# START OF Extracted records

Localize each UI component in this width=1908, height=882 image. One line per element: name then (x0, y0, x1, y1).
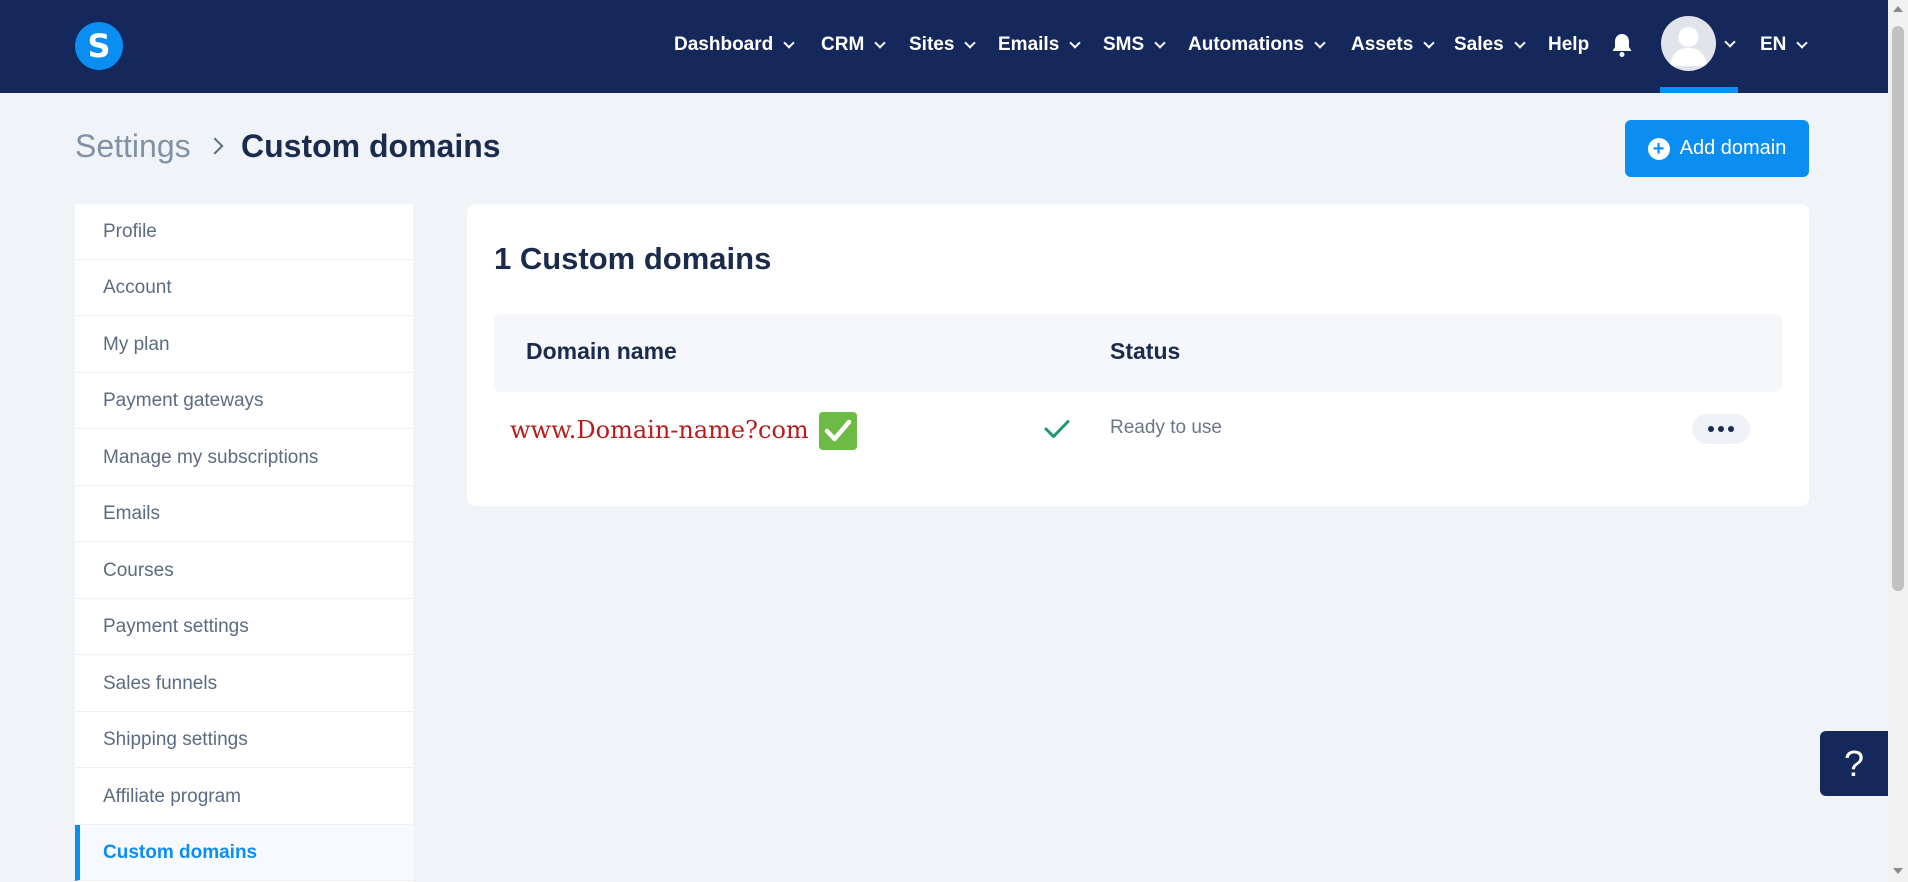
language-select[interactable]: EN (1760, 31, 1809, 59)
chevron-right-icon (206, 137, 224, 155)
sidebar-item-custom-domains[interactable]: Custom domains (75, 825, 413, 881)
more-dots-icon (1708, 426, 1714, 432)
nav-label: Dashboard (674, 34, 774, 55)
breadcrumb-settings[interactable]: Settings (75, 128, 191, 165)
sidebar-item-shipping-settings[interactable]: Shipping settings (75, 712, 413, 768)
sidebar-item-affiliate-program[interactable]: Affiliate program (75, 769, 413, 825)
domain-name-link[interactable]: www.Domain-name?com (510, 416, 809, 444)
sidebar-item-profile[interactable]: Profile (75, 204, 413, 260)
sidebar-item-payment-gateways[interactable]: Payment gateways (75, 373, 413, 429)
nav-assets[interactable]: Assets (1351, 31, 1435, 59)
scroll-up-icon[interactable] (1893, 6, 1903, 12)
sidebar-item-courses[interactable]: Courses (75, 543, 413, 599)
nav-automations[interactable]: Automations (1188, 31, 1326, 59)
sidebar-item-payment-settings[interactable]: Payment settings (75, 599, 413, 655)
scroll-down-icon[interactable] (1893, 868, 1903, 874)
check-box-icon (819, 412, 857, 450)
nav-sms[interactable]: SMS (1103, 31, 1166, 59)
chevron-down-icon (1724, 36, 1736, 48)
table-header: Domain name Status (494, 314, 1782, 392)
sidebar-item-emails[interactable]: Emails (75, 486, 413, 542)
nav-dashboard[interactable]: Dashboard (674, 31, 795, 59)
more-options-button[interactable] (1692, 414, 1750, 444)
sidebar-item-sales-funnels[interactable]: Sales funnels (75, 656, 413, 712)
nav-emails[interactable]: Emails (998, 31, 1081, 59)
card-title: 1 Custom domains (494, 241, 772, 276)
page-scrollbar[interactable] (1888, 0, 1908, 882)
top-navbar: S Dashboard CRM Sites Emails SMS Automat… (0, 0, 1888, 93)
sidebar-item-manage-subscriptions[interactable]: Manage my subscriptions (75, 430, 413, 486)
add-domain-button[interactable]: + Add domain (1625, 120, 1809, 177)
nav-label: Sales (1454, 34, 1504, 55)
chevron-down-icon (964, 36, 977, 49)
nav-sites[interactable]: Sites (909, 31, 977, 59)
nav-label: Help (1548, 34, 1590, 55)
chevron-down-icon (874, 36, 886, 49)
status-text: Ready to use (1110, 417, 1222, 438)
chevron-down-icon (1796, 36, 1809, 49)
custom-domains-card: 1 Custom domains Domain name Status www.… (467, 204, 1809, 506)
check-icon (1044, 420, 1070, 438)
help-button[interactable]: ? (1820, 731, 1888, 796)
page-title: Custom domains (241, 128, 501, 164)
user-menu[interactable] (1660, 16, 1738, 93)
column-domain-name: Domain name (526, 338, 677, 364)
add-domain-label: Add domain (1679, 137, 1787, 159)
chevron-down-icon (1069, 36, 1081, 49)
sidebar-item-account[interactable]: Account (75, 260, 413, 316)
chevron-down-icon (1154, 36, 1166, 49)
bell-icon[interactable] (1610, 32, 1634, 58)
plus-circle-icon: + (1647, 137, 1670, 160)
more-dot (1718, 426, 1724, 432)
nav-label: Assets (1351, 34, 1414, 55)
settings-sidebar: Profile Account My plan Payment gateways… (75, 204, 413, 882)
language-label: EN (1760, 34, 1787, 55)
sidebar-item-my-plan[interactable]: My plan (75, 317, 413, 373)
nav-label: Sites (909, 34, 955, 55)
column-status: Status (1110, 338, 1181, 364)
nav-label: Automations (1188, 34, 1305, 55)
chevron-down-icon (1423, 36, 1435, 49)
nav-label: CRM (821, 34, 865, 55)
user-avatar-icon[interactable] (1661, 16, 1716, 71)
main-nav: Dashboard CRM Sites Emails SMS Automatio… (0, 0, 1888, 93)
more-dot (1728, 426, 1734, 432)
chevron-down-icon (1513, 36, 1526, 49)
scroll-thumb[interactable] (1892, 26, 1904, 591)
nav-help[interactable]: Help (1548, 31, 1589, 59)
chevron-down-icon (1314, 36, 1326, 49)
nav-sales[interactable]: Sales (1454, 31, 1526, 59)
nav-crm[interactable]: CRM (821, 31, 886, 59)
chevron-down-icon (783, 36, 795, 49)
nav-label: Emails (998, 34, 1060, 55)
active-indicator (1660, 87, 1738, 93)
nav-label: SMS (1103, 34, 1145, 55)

# END OF Extracted records

Given request
Return every line of the listing above word for word, leaving out the picture.

Solved problem
Localize each UI component in this width=1908, height=882 image. One line per element: name then (x0, y0, x1, y1).
language-select[interactable]: EN (1760, 31, 1809, 59)
chevron-right-icon (206, 137, 224, 155)
sidebar-item-custom-domains[interactable]: Custom domains (75, 825, 413, 881)
more-dots-icon (1708, 426, 1714, 432)
nav-label: Dashboard (674, 34, 774, 55)
breadcrumb-settings[interactable]: Settings (75, 128, 191, 165)
sidebar-item-shipping-settings[interactable]: Shipping settings (75, 712, 413, 768)
sidebar-item-affiliate-program[interactable]: Affiliate program (75, 769, 413, 825)
domain-name-link[interactable]: www.Domain-name?com (510, 416, 809, 444)
sidebar-item-profile[interactable]: Profile (75, 204, 413, 260)
sidebar-item-payment-gateways[interactable]: Payment gateways (75, 373, 413, 429)
nav-assets[interactable]: Assets (1351, 31, 1435, 59)
scroll-up-icon[interactable] (1893, 6, 1903, 12)
sidebar-item-courses[interactable]: Courses (75, 543, 413, 599)
nav-automations[interactable]: Automations (1188, 31, 1326, 59)
sidebar-item-payment-settings[interactable]: Payment settings (75, 599, 413, 655)
scroll-down-icon[interactable] (1893, 868, 1903, 874)
check-box-icon (819, 412, 857, 450)
nav-sms[interactable]: SMS (1103, 31, 1166, 59)
chevron-down-icon (1724, 36, 1736, 48)
table-header: Domain name Status (494, 314, 1782, 392)
sidebar-item-emails[interactable]: Emails (75, 486, 413, 542)
nav-dashboard[interactable]: Dashboard (674, 31, 795, 59)
more-options-button[interactable] (1692, 414, 1750, 444)
sidebar-item-sales-funnels[interactable]: Sales funnels (75, 656, 413, 712)
nav-emails[interactable]: Emails (998, 31, 1081, 59)
card-title: 1 Custom domains (494, 241, 772, 276)
page-scrollbar[interactable] (1888, 0, 1908, 882)
top-navbar: S Dashboard CRM Sites Emails SMS Automat… (0, 0, 1888, 93)
sidebar-item-manage-subscriptions[interactable]: Manage my subscriptions (75, 430, 413, 486)
add-domain-button[interactable]: + Add domain (1625, 120, 1809, 177)
nav-label: Sales (1454, 34, 1504, 55)
chevron-down-icon (964, 36, 977, 49)
nav-sites[interactable]: Sites (909, 31, 977, 59)
nav-label: Help (1548, 34, 1590, 55)
chevron-down-icon (874, 36, 886, 49)
status-text: Ready to use (1110, 417, 1222, 438)
chevron-down-icon (1796, 36, 1809, 49)
custom-domains-card: 1 Custom domains Domain name Status www.… (467, 204, 1809, 506)
check-icon (1044, 420, 1070, 438)
help-button[interactable]: ? (1820, 731, 1888, 796)
page-title: Custom domains (241, 128, 501, 164)
user-menu[interactable] (1660, 16, 1738, 93)
column-domain-name: Domain name (526, 338, 677, 364)
add-domain-label: Add domain (1679, 137, 1787, 159)
chevron-down-icon (1069, 36, 1081, 49)
sidebar-item-account[interactable]: Account (75, 260, 413, 316)
chevron-down-icon (1154, 36, 1166, 49)
bell-icon[interactable] (1610, 32, 1634, 58)
plus-circle-icon: + (1647, 137, 1670, 160)
more-dot (1718, 426, 1724, 432)
nav-label: Assets (1351, 34, 1414, 55)
settings-sidebar: Profile Account My plan Payment gateways… (75, 204, 413, 882)
language-label: EN (1760, 34, 1787, 55)
sidebar-item-my-plan[interactable]: My plan (75, 317, 413, 373)
nav-label: Sites (909, 34, 955, 55)
column-status: Status (1110, 338, 1181, 364)
nav-label: Automations (1188, 34, 1305, 55)
chevron-down-icon (1423, 36, 1435, 49)
nav-label: CRM (821, 34, 865, 55)
user-avatar-icon[interactable] (1661, 16, 1716, 71)
main-nav: Dashboard CRM Sites Emails SMS Automatio… (0, 0, 1888, 93)
more-dot (1728, 426, 1734, 432)
chevron-down-icon (1513, 36, 1526, 49)
scroll-thumb[interactable] (1892, 26, 1904, 591)
nav-help[interactable]: Help (1548, 31, 1589, 59)
chevron-down-icon (1314, 36, 1326, 49)
nav-sales[interactable]: Sales (1454, 31, 1526, 59)
nav-crm[interactable]: CRM (821, 31, 886, 59)
chevron-down-icon (783, 36, 795, 49)
nav-label: Emails (998, 34, 1060, 55)
active-indicator (1660, 87, 1738, 93)
nav-label: SMS (1103, 34, 1145, 55)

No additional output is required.